Data listing
========================
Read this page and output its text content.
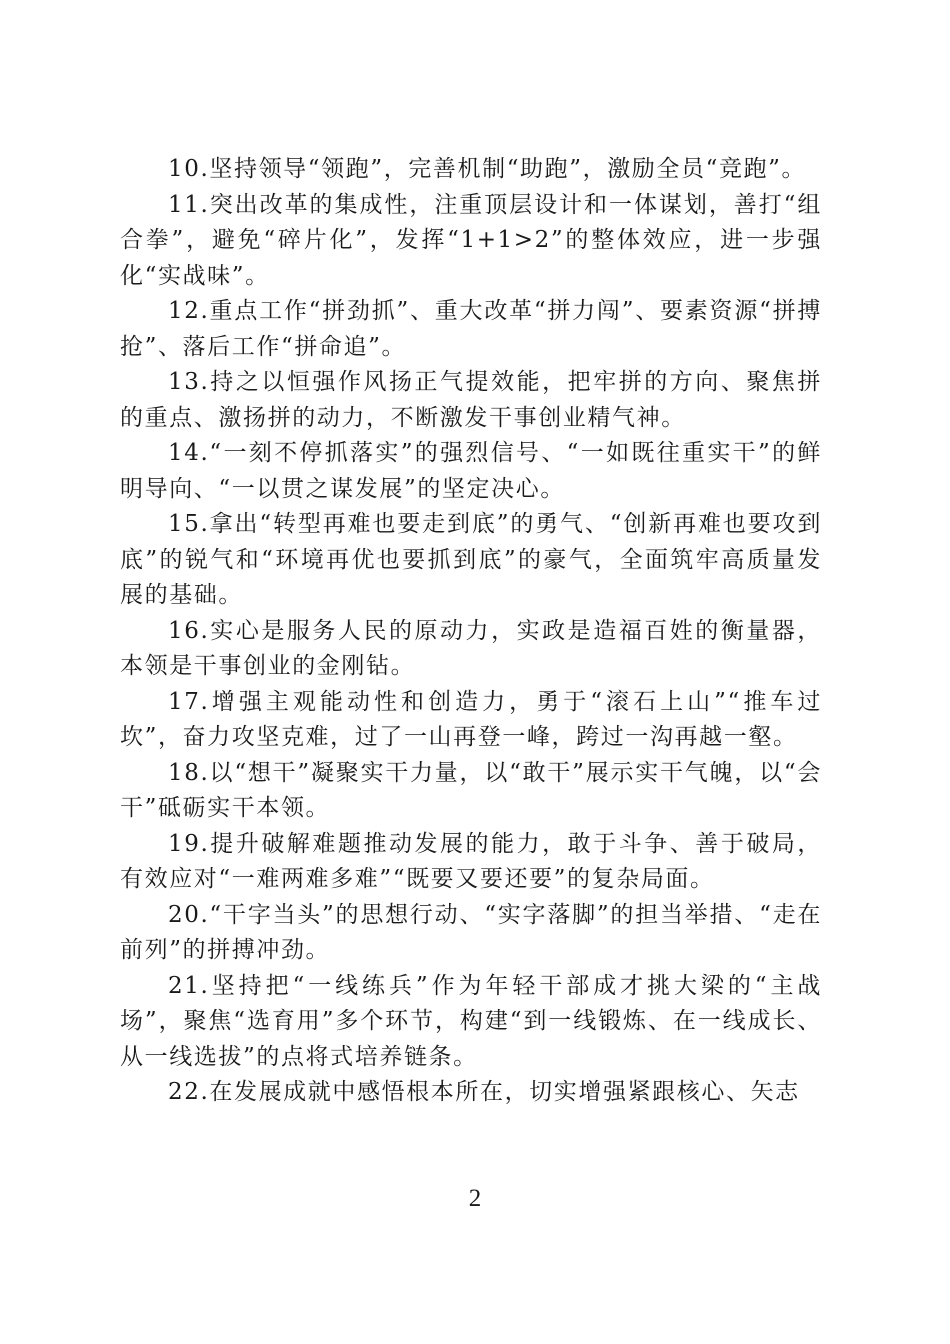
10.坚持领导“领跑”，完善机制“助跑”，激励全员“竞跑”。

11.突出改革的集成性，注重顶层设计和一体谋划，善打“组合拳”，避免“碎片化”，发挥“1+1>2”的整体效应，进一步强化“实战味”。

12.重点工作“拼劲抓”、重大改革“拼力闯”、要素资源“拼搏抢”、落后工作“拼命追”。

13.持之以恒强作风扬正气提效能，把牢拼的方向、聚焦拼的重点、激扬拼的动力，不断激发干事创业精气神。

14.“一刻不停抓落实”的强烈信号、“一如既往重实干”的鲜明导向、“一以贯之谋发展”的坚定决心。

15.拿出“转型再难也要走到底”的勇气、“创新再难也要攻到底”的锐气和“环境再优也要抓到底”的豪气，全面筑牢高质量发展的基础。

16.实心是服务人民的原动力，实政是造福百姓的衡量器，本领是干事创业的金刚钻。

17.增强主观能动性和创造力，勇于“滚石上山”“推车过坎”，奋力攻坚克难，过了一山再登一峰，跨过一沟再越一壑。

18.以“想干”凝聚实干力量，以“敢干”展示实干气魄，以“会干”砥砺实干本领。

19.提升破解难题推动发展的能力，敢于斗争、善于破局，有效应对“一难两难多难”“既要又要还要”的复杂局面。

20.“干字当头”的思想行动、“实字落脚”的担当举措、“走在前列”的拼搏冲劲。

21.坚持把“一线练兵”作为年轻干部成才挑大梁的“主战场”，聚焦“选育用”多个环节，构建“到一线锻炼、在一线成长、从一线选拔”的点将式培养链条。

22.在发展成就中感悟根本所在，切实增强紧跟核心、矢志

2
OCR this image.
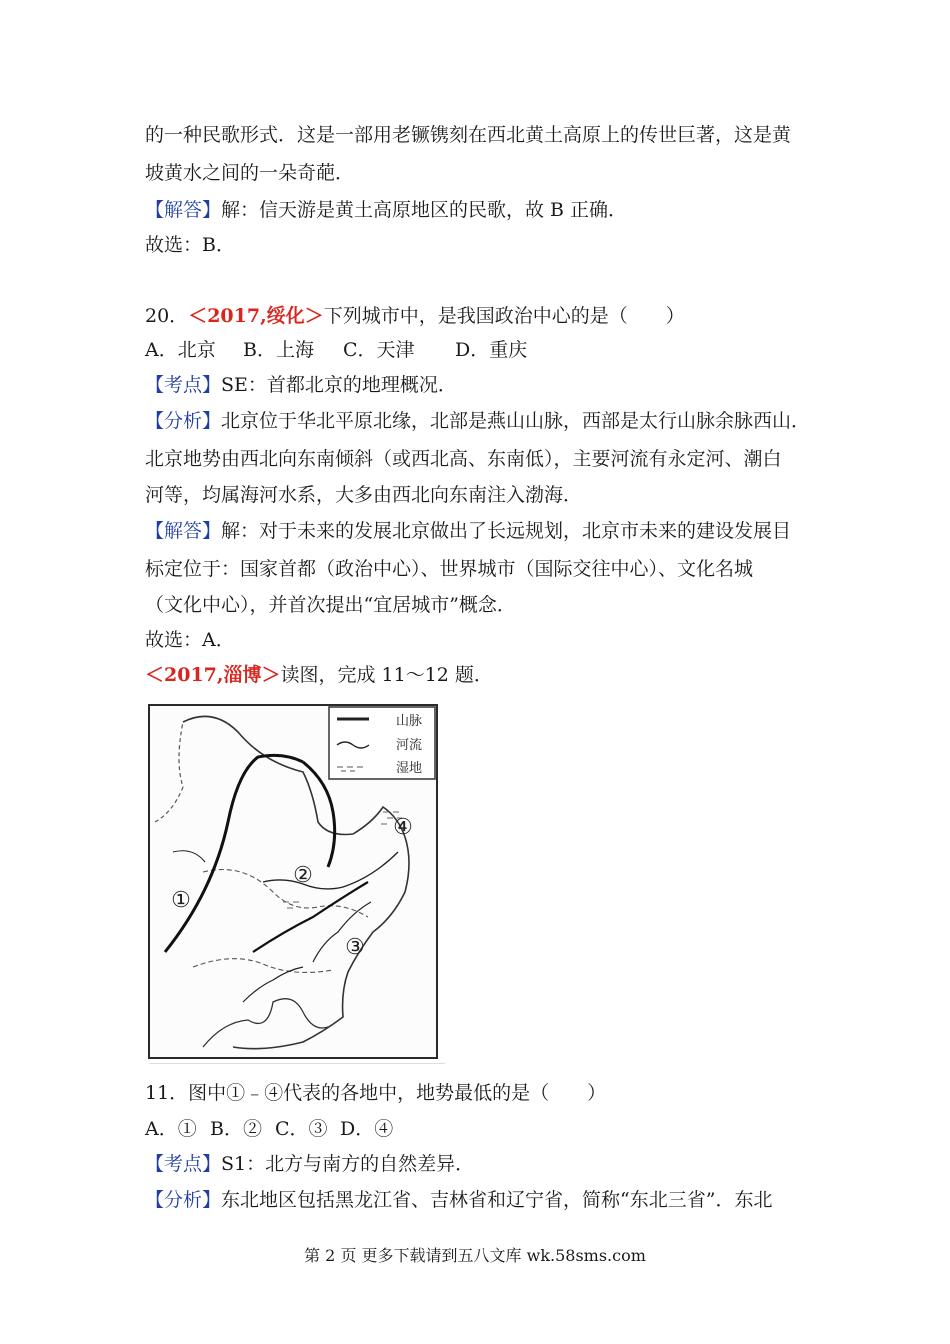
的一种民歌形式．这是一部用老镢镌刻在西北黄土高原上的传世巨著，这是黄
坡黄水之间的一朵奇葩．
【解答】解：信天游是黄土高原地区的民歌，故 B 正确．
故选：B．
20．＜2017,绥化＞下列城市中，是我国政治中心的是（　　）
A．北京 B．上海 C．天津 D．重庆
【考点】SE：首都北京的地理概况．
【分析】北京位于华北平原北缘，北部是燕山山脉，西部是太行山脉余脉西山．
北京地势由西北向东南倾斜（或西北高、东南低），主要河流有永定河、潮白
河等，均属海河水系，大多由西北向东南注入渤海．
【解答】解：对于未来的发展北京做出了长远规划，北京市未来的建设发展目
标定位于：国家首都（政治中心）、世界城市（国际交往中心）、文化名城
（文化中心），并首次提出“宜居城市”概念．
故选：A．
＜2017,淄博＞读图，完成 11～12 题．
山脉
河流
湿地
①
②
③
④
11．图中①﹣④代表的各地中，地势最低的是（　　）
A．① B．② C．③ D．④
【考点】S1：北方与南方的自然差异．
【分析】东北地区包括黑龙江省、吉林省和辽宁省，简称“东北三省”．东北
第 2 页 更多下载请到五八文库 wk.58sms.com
========================
- [Task details]: Retype exactly, please, the span from the line holding "OCR this image." through the closing line of the data, both ends included, without the pictures.

- [Output of the exercise]:
OCR this image.
的一种民歌形式．这是一部用老镢镌刻在西北黄土高原上的传世巨著，这是黄
坡黄水之间的一朵奇葩．
【解答】解：信天游是黄土高原地区的民歌，故 B 正确．
故选：B．
20．＜2017,绥化＞下列城市中，是我国政治中心的是（　　）
A．北京 B．上海 C．天津 D．重庆
【考点】SE：首都北京的地理概况．
【分析】北京位于华北平原北缘，北部是燕山山脉，西部是太行山脉余脉西山．
北京地势由西北向东南倾斜（或西北高、东南低），主要河流有永定河、潮白
河等，均属海河水系，大多由西北向东南注入渤海．
【解答】解：对于未来的发展北京做出了长远规划，北京市未来的建设发展目
标定位于：国家首都（政治中心）、世界城市（国际交往中心）、文化名城
（文化中心），并首次提出“宜居城市”概念．
故选：A．
＜2017,淄博＞读图，完成 11～12 题．
山脉
河流
湿地
①
②
③
④
11．图中①﹣④代表的各地中，地势最低的是（　　）
A．① B．② C．③ D．④
【考点】S1：北方与南方的自然差异．
【分析】东北地区包括黑龙江省、吉林省和辽宁省，简称“东北三省”．东北
第 2 页 更多下载请到五八文库 wk.58sms.com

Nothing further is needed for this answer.